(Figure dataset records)

┌──

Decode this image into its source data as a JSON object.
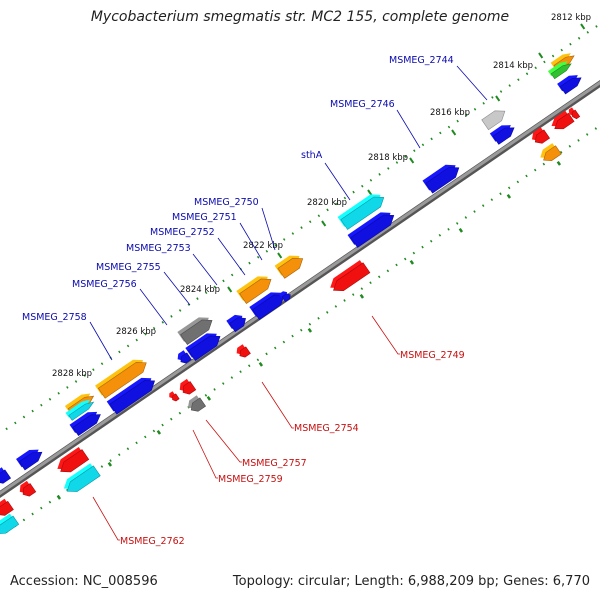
{
  "title": "Mycobacterium smegmatis str. MC2 155, complete genome",
  "footer": {
    "accession": "Accession: NC_008596",
    "topology": "Topology: circular; Length: 6,988,209 bp; Genes: 6,770"
  },
  "colors": {
    "backbone": "#8a8a8a",
    "tick_dots": "#1f8a1f",
    "forward_label": "#0b0bb0",
    "reverse_label": "#c81010",
    "blue": "#1010e0",
    "orange": "#f5900a",
    "cyan": "#10d8e8",
    "gray": "#707070",
    "lightgray": "#c8c8c8",
    "green": "#30c030",
    "red": "#f01010"
  },
  "ticks": [
    {
      "label": "2812 kbp"
    },
    {
      "label": "2814 kbp"
    },
    {
      "label": "2816 kbp"
    },
    {
      "label": "2818 kbp"
    },
    {
      "label": "2820 kbp"
    },
    {
      "label": "2822 kbp"
    },
    {
      "label": "2824 kbp"
    },
    {
      "label": "2826 kbp"
    },
    {
      "label": "2828 kbp"
    }
  ],
  "forward_labels": [
    {
      "text": "MSMEG_2744"
    },
    {
      "text": "MSMEG_2746"
    },
    {
      "text": "sthA"
    },
    {
      "text": "MSMEG_2750"
    },
    {
      "text": "MSMEG_2751"
    },
    {
      "text": "MSMEG_2752"
    },
    {
      "text": "MSMEG_2753"
    },
    {
      "text": "MSMEG_2755"
    },
    {
      "text": "MSMEG_2756"
    },
    {
      "text": "MSMEG_2758"
    }
  ],
  "reverse_labels": [
    {
      "text": "MSMEG_2749"
    },
    {
      "text": "MSMEG_2754"
    },
    {
      "text": "MSMEG_2757"
    },
    {
      "text": "MSMEG_2759"
    },
    {
      "text": "MSMEG_2762"
    }
  ]
}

└──

* Work order
All lines above must be repeated exactly, and the pictures must be omitted.

* Response
Decode this image into its source data as a JSON object.
{
  "title": "Mycobacterium smegmatis str. MC2 155, complete genome",
  "footer": {
    "accession": "Accession: NC_008596",
    "topology": "Topology: circular; Length: 6,988,209 bp; Genes: 6,770"
  },
  "colors": {
    "backbone": "#8a8a8a",
    "tick_dots": "#1f8a1f",
    "forward_label": "#0b0bb0",
    "reverse_label": "#c81010",
    "blue": "#1010e0",
    "orange": "#f5900a",
    "cyan": "#10d8e8",
    "gray": "#707070",
    "lightgray": "#c8c8c8",
    "green": "#30c030",
    "red": "#f01010"
  },
  "ticks": [
    {
      "label": "2812 kbp"
    },
    {
      "label": "2814 kbp"
    },
    {
      "label": "2816 kbp"
    },
    {
      "label": "2818 kbp"
    },
    {
      "label": "2820 kbp"
    },
    {
      "label": "2822 kbp"
    },
    {
      "label": "2824 kbp"
    },
    {
      "label": "2826 kbp"
    },
    {
      "label": "2828 kbp"
    }
  ],
  "forward_labels": [
    {
      "text": "MSMEG_2744"
    },
    {
      "text": "MSMEG_2746"
    },
    {
      "text": "sthA"
    },
    {
      "text": "MSMEG_2750"
    },
    {
      "text": "MSMEG_2751"
    },
    {
      "text": "MSMEG_2752"
    },
    {
      "text": "MSMEG_2753"
    },
    {
      "text": "MSMEG_2755"
    },
    {
      "text": "MSMEG_2756"
    },
    {
      "text": "MSMEG_2758"
    }
  ],
  "reverse_labels": [
    {
      "text": "MSMEG_2749"
    },
    {
      "text": "MSMEG_2754"
    },
    {
      "text": "MSMEG_2757"
    },
    {
      "text": "MSMEG_2759"
    },
    {
      "text": "MSMEG_2762"
    }
  ]
}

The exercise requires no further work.